• [TASK OBJECTIVE]:
All of the entries need to be written out again, exactly as they are.

• [DATASET RECORDS]:
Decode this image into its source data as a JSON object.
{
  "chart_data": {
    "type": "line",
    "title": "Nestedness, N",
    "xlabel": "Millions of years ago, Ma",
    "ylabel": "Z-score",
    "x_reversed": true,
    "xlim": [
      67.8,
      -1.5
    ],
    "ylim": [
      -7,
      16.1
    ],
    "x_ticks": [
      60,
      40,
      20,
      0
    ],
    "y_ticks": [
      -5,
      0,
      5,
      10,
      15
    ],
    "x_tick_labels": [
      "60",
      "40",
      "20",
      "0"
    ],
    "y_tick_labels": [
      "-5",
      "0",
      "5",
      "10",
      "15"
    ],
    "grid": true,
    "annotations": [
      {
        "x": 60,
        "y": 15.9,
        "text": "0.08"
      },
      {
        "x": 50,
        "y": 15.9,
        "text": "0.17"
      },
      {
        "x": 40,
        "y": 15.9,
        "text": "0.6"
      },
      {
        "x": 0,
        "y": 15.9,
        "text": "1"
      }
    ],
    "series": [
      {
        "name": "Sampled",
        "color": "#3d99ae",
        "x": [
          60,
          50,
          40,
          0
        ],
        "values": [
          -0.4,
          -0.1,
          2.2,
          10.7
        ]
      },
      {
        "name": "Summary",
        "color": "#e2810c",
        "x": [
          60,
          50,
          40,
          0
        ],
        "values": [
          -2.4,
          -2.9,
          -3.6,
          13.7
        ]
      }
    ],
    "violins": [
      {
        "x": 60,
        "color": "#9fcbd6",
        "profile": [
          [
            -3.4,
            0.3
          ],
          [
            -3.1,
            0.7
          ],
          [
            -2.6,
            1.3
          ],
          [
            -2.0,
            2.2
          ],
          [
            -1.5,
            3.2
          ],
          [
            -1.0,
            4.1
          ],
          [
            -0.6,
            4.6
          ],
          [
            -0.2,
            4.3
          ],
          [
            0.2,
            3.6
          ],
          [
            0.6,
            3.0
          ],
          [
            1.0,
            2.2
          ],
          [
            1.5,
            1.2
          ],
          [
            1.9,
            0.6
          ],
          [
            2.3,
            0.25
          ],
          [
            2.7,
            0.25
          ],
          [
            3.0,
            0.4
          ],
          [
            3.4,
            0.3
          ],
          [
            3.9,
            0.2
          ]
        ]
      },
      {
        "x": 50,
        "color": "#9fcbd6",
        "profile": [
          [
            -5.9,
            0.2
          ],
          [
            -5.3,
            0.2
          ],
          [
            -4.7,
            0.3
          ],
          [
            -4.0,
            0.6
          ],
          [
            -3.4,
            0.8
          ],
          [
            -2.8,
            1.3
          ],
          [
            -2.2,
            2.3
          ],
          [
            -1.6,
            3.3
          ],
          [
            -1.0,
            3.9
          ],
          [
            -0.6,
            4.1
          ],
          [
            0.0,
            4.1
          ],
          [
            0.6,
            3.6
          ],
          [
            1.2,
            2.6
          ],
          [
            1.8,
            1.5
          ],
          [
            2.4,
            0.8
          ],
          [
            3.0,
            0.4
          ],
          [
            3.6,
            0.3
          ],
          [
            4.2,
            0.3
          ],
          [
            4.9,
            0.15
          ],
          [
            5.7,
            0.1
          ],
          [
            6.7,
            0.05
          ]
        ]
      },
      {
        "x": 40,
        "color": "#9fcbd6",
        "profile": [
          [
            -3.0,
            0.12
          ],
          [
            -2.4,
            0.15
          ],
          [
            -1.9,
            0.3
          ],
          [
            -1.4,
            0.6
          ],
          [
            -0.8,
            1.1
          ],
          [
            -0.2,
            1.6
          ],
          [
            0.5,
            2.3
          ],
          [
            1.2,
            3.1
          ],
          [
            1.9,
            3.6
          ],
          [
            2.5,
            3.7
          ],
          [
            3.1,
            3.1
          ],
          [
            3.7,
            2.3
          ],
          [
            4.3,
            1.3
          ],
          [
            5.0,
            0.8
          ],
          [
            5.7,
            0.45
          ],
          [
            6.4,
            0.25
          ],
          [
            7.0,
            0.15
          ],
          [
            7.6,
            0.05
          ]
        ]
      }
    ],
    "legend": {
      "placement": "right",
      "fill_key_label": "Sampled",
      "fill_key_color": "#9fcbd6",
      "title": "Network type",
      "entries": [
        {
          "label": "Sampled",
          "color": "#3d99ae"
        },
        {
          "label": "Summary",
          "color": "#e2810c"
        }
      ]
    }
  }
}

• [TASK RESULT]:
Decode this image into its source data as a JSON object.
{
  "chart_data": {
    "type": "line",
    "title": "Nestedness, N",
    "xlabel": "Millions of years ago, Ma",
    "ylabel": "Z-score",
    "x_reversed": true,
    "xlim": [
      67.8,
      -1.5
    ],
    "ylim": [
      -7,
      16.1
    ],
    "x_ticks": [
      60,
      40,
      20,
      0
    ],
    "y_ticks": [
      -5,
      0,
      5,
      10,
      15
    ],
    "x_tick_labels": [
      "60",
      "40",
      "20",
      "0"
    ],
    "y_tick_labels": [
      "-5",
      "0",
      "5",
      "10",
      "15"
    ],
    "grid": true,
    "annotations": [
      {
        "x": 60,
        "y": 15.9,
        "text": "0.08"
      },
      {
        "x": 50,
        "y": 15.9,
        "text": "0.17"
      },
      {
        "x": 40,
        "y": 15.9,
        "text": "0.6"
      },
      {
        "x": 0,
        "y": 15.9,
        "text": "1"
      }
    ],
    "series": [
      {
        "name": "Sampled",
        "color": "#3d99ae",
        "x": [
          60,
          50,
          40,
          0
        ],
        "values": [
          -0.4,
          -0.1,
          2.2,
          10.7
        ]
      },
      {
        "name": "Summary",
        "color": "#e2810c",
        "x": [
          60,
          50,
          40,
          0
        ],
        "values": [
          -2.4,
          -2.9,
          -3.6,
          13.7
        ]
      }
    ],
    "violins": [
      {
        "x": 60,
        "color": "#9fcbd6",
        "profile": [
          [
            -3.4,
            0.3
          ],
          [
            -3.1,
            0.7
          ],
          [
            -2.6,
            1.3
          ],
          [
            -2.0,
            2.2
          ],
          [
            -1.5,
            3.2
          ],
          [
            -1.0,
            4.1
          ],
          [
            -0.6,
            4.6
          ],
          [
            -0.2,
            4.3
          ],
          [
            0.2,
            3.6
          ],
          [
            0.6,
            3.0
          ],
          [
            1.0,
            2.2
          ],
          [
            1.5,
            1.2
          ],
          [
            1.9,
            0.6
          ],
          [
            2.3,
            0.25
          ],
          [
            2.7,
            0.25
          ],
          [
            3.0,
            0.4
          ],
          [
            3.4,
            0.3
          ],
          [
            3.9,
            0.2
          ]
        ]
      },
      {
        "x": 50,
        "color": "#9fcbd6",
        "profile": [
          [
            -5.9,
            0.2
          ],
          [
            -5.3,
            0.2
          ],
          [
            -4.7,
            0.3
          ],
          [
            -4.0,
            0.6
          ],
          [
            -3.4,
            0.8
          ],
          [
            -2.8,
            1.3
          ],
          [
            -2.2,
            2.3
          ],
          [
            -1.6,
            3.3
          ],
          [
            -1.0,
            3.9
          ],
          [
            -0.6,
            4.1
          ],
          [
            0.0,
            4.1
          ],
          [
            0.6,
            3.6
          ],
          [
            1.2,
            2.6
          ],
          [
            1.8,
            1.5
          ],
          [
            2.4,
            0.8
          ],
          [
            3.0,
            0.4
          ],
          [
            3.6,
            0.3
          ],
          [
            4.2,
            0.3
          ],
          [
            4.9,
            0.15
          ],
          [
            5.7,
            0.1
          ],
          [
            6.7,
            0.05
          ]
        ]
      },
      {
        "x": 40,
        "color": "#9fcbd6",
        "profile": [
          [
            -3.0,
            0.12
          ],
          [
            -2.4,
            0.15
          ],
          [
            -1.9,
            0.3
          ],
          [
            -1.4,
            0.6
          ],
          [
            -0.8,
            1.1
          ],
          [
            -0.2,
            1.6
          ],
          [
            0.5,
            2.3
          ],
          [
            1.2,
            3.1
          ],
          [
            1.9,
            3.6
          ],
          [
            2.5,
            3.7
          ],
          [
            3.1,
            3.1
          ],
          [
            3.7,
            2.3
          ],
          [
            4.3,
            1.3
          ],
          [
            5.0,
            0.8
          ],
          [
            5.7,
            0.45
          ],
          [
            6.4,
            0.25
          ],
          [
            7.0,
            0.15
          ],
          [
            7.6,
            0.05
          ]
        ]
      }
    ],
    "legend": {
      "placement": "right",
      "fill_key_label": "Sampled",
      "fill_key_color": "#9fcbd6",
      "title": "Network type",
      "entries": [
        {
          "label": "Sampled",
          "color": "#3d99ae"
        },
        {
          "label": "Summary",
          "color": "#e2810c"
        }
      ]
    }
  }
}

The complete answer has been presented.